━━━ RECORDED INFORMATION ━━━

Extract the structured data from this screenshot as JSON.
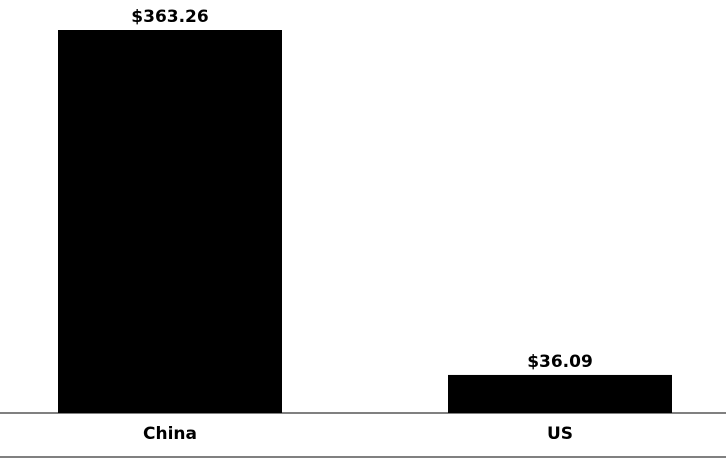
{
  "chart_data": {
    "type": "bar",
    "categories": [
      "China",
      "US"
    ],
    "values": [
      363.26,
      36.09
    ],
    "value_labels": [
      "$363.26",
      "$36.09"
    ],
    "color": "#000000"
  }
}
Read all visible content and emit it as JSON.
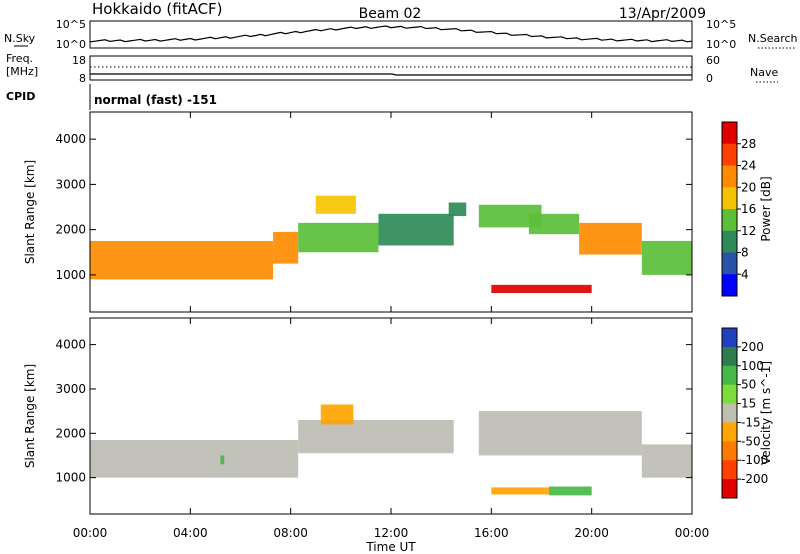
{
  "header": {
    "station": "Hokkaido (fitACF)",
    "beam": "Beam 02",
    "date": "13/Apr/2009"
  },
  "noise_panel": {
    "left_label": "N.Sky",
    "right_label": "N.Search",
    "left_ticks": [
      "10^5",
      "10^0"
    ],
    "right_ticks": [
      "10^5",
      "10^0"
    ]
  },
  "freq_panel": {
    "left_label_1": "Freq.",
    "left_label_2": "[MHz]",
    "right_label": "Nave",
    "left_ticks": [
      "18",
      "8"
    ],
    "right_ticks": [
      "60",
      "0"
    ]
  },
  "cpid_panel": {
    "label": "CPID",
    "value": "normal (fast) -151"
  },
  "colors": {
    "power_scale": [
      "#0000ff",
      "#2a52a8",
      "#2e8b57",
      "#5bbf3a",
      "#f5c400",
      "#ff8c00",
      "#ff4000",
      "#e00000"
    ],
    "velocity_scale": [
      "#2040c0",
      "#2e7d4f",
      "#48b848",
      "#7ddc3a",
      "#bfbfb0",
      "#ffa500",
      "#ff7a00",
      "#ff4000",
      "#e00000"
    ],
    "ground_scatter": "#bdbdb5"
  },
  "chart_data": [
    {
      "type": "heatmap",
      "title": "",
      "quantity": "Power",
      "xlabel": "Time UT",
      "ylabel": "Slant Range [km]",
      "xlim_hours": [
        0,
        24
      ],
      "ylim": [
        180,
        4600
      ],
      "xticks": [
        "00:00",
        "04:00",
        "08:00",
        "12:00",
        "16:00",
        "20:00",
        "00:00"
      ],
      "yticks": [
        1000,
        2000,
        3000,
        4000
      ],
      "colorbar": {
        "label": "Power [dB]",
        "ticks": [
          4,
          8,
          12,
          16,
          20,
          24,
          28
        ],
        "range": [
          0,
          32
        ]
      },
      "regions": [
        {
          "t0": 0.0,
          "t1": 7.3,
          "r0": 900,
          "r1": 1750,
          "value": 23
        },
        {
          "t0": 7.3,
          "t1": 8.3,
          "r0": 1250,
          "r1": 1950,
          "value": 22
        },
        {
          "t0": 8.3,
          "t1": 11.5,
          "r0": 1500,
          "r1": 2150,
          "value": 14
        },
        {
          "t0": 9.0,
          "t1": 10.6,
          "r0": 2350,
          "r1": 2750,
          "value": 16
        },
        {
          "t0": 11.5,
          "t1": 14.5,
          "r0": 1650,
          "r1": 2350,
          "value": 11
        },
        {
          "t0": 14.3,
          "t1": 15.0,
          "r0": 2300,
          "r1": 2600,
          "value": 9
        },
        {
          "t0": 15.5,
          "t1": 18.0,
          "r0": 2050,
          "r1": 2550,
          "value": 12
        },
        {
          "t0": 17.5,
          "t1": 19.5,
          "r0": 1900,
          "r1": 2350,
          "value": 14
        },
        {
          "t0": 19.5,
          "t1": 22.0,
          "r0": 1450,
          "r1": 2150,
          "value": 22
        },
        {
          "t0": 22.0,
          "t1": 24.0,
          "r0": 1000,
          "r1": 1750,
          "value": 12
        },
        {
          "t0": 16.0,
          "t1": 20.0,
          "r0": 600,
          "r1": 780,
          "value": 28
        }
      ]
    },
    {
      "type": "heatmap",
      "title": "",
      "quantity": "Velocity",
      "xlabel": "Time UT",
      "ylabel": "Slant Range [km]",
      "xlim_hours": [
        0,
        24
      ],
      "ylim": [
        180,
        4600
      ],
      "xticks": [
        "00:00",
        "04:00",
        "08:00",
        "12:00",
        "16:00",
        "20:00",
        "00:00"
      ],
      "yticks": [
        1000,
        2000,
        3000,
        4000
      ],
      "colorbar": {
        "label": "Velocity [m s^-1]",
        "ticks": [
          200,
          100,
          50,
          15,
          -15,
          -50,
          -100,
          -200
        ]
      },
      "regions": [
        {
          "t0": 0.0,
          "t1": 8.3,
          "r0": 1000,
          "r1": 1850,
          "kind": "ground"
        },
        {
          "t0": 8.3,
          "t1": 14.5,
          "r0": 1550,
          "r1": 2300,
          "kind": "ground"
        },
        {
          "t0": 15.5,
          "t1": 22.0,
          "r0": 1500,
          "r1": 2500,
          "kind": "ground"
        },
        {
          "t0": 22.0,
          "t1": 24.0,
          "r0": 1000,
          "r1": 1750,
          "kind": "ground"
        },
        {
          "t0": 9.2,
          "t1": 10.5,
          "r0": 2200,
          "r1": 2650,
          "value": -50
        },
        {
          "t0": 5.2,
          "t1": 5.35,
          "r0": 1300,
          "r1": 1500,
          "value": 50
        },
        {
          "t0": 16.0,
          "t1": 18.3,
          "r0": 620,
          "r1": 780,
          "value": -50
        },
        {
          "t0": 18.3,
          "t1": 20.0,
          "r0": 600,
          "r1": 800,
          "value": 50
        }
      ]
    }
  ]
}
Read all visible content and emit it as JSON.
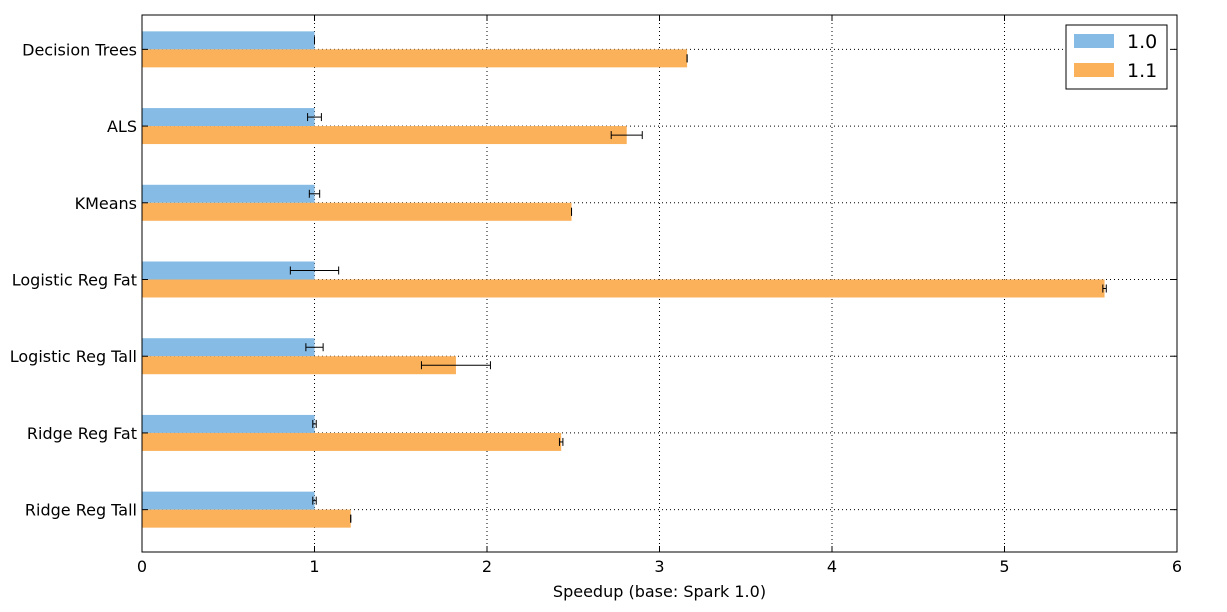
{
  "chart_data": {
    "type": "bar",
    "orientation": "horizontal",
    "categories": [
      "Decision Trees",
      "ALS",
      "KMeans",
      "Logistic Reg Fat",
      "Logistic Reg Tall",
      "Ridge Reg Fat",
      "Ridge Reg Tall"
    ],
    "series": [
      {
        "name": "1.0",
        "color": "#85bbe5",
        "values": [
          1.0,
          1.0,
          1.0,
          1.0,
          1.0,
          1.0,
          1.0
        ],
        "errors": [
          0.0,
          0.04,
          0.03,
          0.14,
          0.05,
          0.01,
          0.01
        ]
      },
      {
        "name": "1.1",
        "color": "#fbb05a",
        "values": [
          3.16,
          2.81,
          2.49,
          5.58,
          1.82,
          2.43,
          1.21
        ],
        "errors": [
          0.0,
          0.09,
          0.0,
          0.01,
          0.2,
          0.01,
          0.0
        ]
      }
    ],
    "xlabel": "Speedup (base: Spark 1.0)",
    "ylabel": "",
    "xlim": [
      0,
      6
    ],
    "xticks": [
      "0",
      "1",
      "2",
      "3",
      "4",
      "5",
      "6"
    ],
    "grid": true,
    "legend_position": "top-right"
  }
}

━━━

INSTRUCTIONS TO FOLLOW:
Reproduce the material above in full, exactly, with no images.

REPLY:
Extract the structured data from this screenshot as JSON.
{
  "chart_data": {
    "type": "bar",
    "categories": [
      "China",
      "US"
    ],
    "values": [
      363.26,
      36.09
    ],
    "value_labels": [
      "$363.26",
      "$36.09"
    ],
    "color": "#000000"
  }
}
Read all visible content and emit it as JSON.
{
  "header": {
    "station": "Hokkaido (fitACF)",
    "beam": "Beam 02",
    "date": "13/Apr/2009"
  },
  "noise_panel": {
    "left_label": "N.Sky",
    "right_label": "N.Search",
    "left_ticks": [
      "10^5",
      "10^0"
    ],
    "right_ticks": [
      "10^5",
      "10^0"
    ]
  },
  "freq_panel": {
    "left_label_1": "Freq.",
    "left_label_2": "[MHz]",
    "right_label": "Nave",
    "left_ticks": [
      "18",
      "8"
    ],
    "right_ticks": [
      "60",
      "0"
    ]
  },
  "cpid_panel": {
    "label": "CPID",
    "value": "normal (fast) -151"
  },
  "colors": {
    "power_scale": [
      "#0000ff",
      "#2a52a8",
      "#2e8b57",
      "#5bbf3a",
      "#f5c400",
      "#ff8c00",
      "#ff4000",
      "#e00000"
    ],
    "velocity_scale": [
      "#2040c0",
      "#2e7d4f",
      "#48b848",
      "#7ddc3a",
      "#bfbfb0",
      "#ffa500",
      "#ff7a00",
      "#ff4000",
      "#e00000"
    ],
    "ground_scatter": "#bdbdb5"
  },
  "chart_data": [
    {
      "type": "heatmap",
      "title": "",
      "quantity": "Power",
      "xlabel": "Time UT",
      "ylabel": "Slant Range [km]",
      "xlim_hours": [
        0,
        24
      ],
      "ylim": [
        180,
        4600
      ],
      "xticks": [
        "00:00",
        "04:00",
        "08:00",
        "12:00",
        "16:00",
        "20:00",
        "00:00"
      ],
      "yticks": [
        1000,
        2000,
        3000,
        4000
      ],
      "colorbar": {
        "label": "Power [dB]",
        "ticks": [
          4,
          8,
          12,
          16,
          20,
          24,
          28
        ],
        "range": [
          0,
          32
        ]
      },
      "regions": [
        {
          "t0": 0.0,
          "t1": 7.3,
          "r0": 900,
          "r1": 1750,
          "value": 23
        },
        {
          "t0": 7.3,
          "t1": 8.3,
          "r0": 1250,
          "r1": 1950,
          "value": 22
        },
        {
          "t0": 8.3,
          "t1": 11.5,
          "r0": 1500,
          "r1": 2150,
          "value": 14
        },
        {
          "t0": 9.0,
          "t1": 10.6,
          "r0": 2350,
          "r1": 2750,
          "value": 16
        },
        {
          "t0": 11.5,
          "t1": 14.5,
          "r0": 1650,
          "r1": 2350,
          "value": 11
        },
        {
          "t0": 14.3,
          "t1": 15.0,
          "r0": 2300,
          "r1": 2600,
          "value": 9
        },
        {
          "t0": 15.5,
          "t1": 18.0,
          "r0": 2050,
          "r1": 2550,
          "value": 12
        },
        {
          "t0": 17.5,
          "t1": 19.5,
          "r0": 1900,
          "r1": 2350,
          "value": 14
        },
        {
          "t0": 19.5,
          "t1": 22.0,
          "r0": 1450,
          "r1": 2150,
          "value": 22
        },
        {
          "t0": 22.0,
          "t1": 24.0,
          "r0": 1000,
          "r1": 1750,
          "value": 12
        },
        {
          "t0": 16.0,
          "t1": 20.0,
          "r0": 600,
          "r1": 780,
          "value": 28
        }
      ]
    },
    {
      "type": "heatmap",
      "title": "",
      "quantity": "Velocity",
      "xlabel": "Time UT",
      "ylabel": "Slant Range [km]",
      "xlim_hours": [
        0,
        24
      ],
      "ylim": [
        180,
        4600
      ],
      "xticks": [
        "00:00",
        "04:00",
        "08:00",
        "12:00",
        "16:00",
        "20:00",
        "00:00"
      ],
      "yticks": [
        1000,
        2000,
        3000,
        4000
      ],
      "colorbar": {
        "label": "Velocity [m s^-1]",
        "ticks": [
          200,
          100,
          50,
          15,
          -15,
          -50,
          -100,
          -200
        ]
      },
      "regions": [
        {
          "t0": 0.0,
          "t1": 8.3,
          "r0": 1000,
          "r1": 1850,
          "kind": "ground"
        },
        {
          "t0": 8.3,
          "t1": 14.5,
          "r0": 1550,
          "r1": 2300,
          "kind": "ground"
        },
        {
          "t0": 15.5,
          "t1": 22.0,
          "r0": 1500,
          "r1": 2500,
          "kind": "ground"
        },
        {
          "t0": 22.0,
          "t1": 24.0,
          "r0": 1000,
          "r1": 1750,
          "kind": "ground"
        },
        {
          "t0": 9.2,
          "t1": 10.5,
          "r0": 2200,
          "r1": 2650,
          "value": -50
        },
        {
          "t0": 5.2,
          "t1": 5.35,
          "r0": 1300,
          "r1": 1500,
          "value": 50
        },
        {
          "t0": 16.0,
          "t1": 18.3,
          "r0": 620,
          "r1": 780,
          "value": -50
        },
        {
          "t0": 18.3,
          "t1": 20.0,
          "r0": 600,
          "r1": 800,
          "value": 50
        }
      ]
    }
  ]
}
Read all visible content and emit it as JSON.
{
  "chart_data": {
    "type": "bar",
    "orientation": "horizontal",
    "categories": [
      "Decision Trees",
      "ALS",
      "KMeans",
      "Logistic Reg Fat",
      "Logistic Reg Tall",
      "Ridge Reg Fat",
      "Ridge Reg Tall"
    ],
    "series": [
      {
        "name": "1.0",
        "color": "#85bbe5",
        "values": [
          1.0,
          1.0,
          1.0,
          1.0,
          1.0,
          1.0,
          1.0
        ],
        "errors": [
          0.0,
          0.04,
          0.03,
          0.14,
          0.05,
          0.01,
          0.01
        ]
      },
      {
        "name": "1.1",
        "color": "#fbb05a",
        "values": [
          3.16,
          2.81,
          2.49,
          5.58,
          1.82,
          2.43,
          1.21
        ],
        "errors": [
          0.0,
          0.09,
          0.0,
          0.01,
          0.2,
          0.01,
          0.0
        ]
      }
    ],
    "xlabel": "Speedup (base: Spark 1.0)",
    "ylabel": "",
    "xlim": [
      0,
      6
    ],
    "xticks": [
      "0",
      "1",
      "2",
      "3",
      "4",
      "5",
      "6"
    ],
    "grid": true,
    "legend_position": "top-right"
  }
}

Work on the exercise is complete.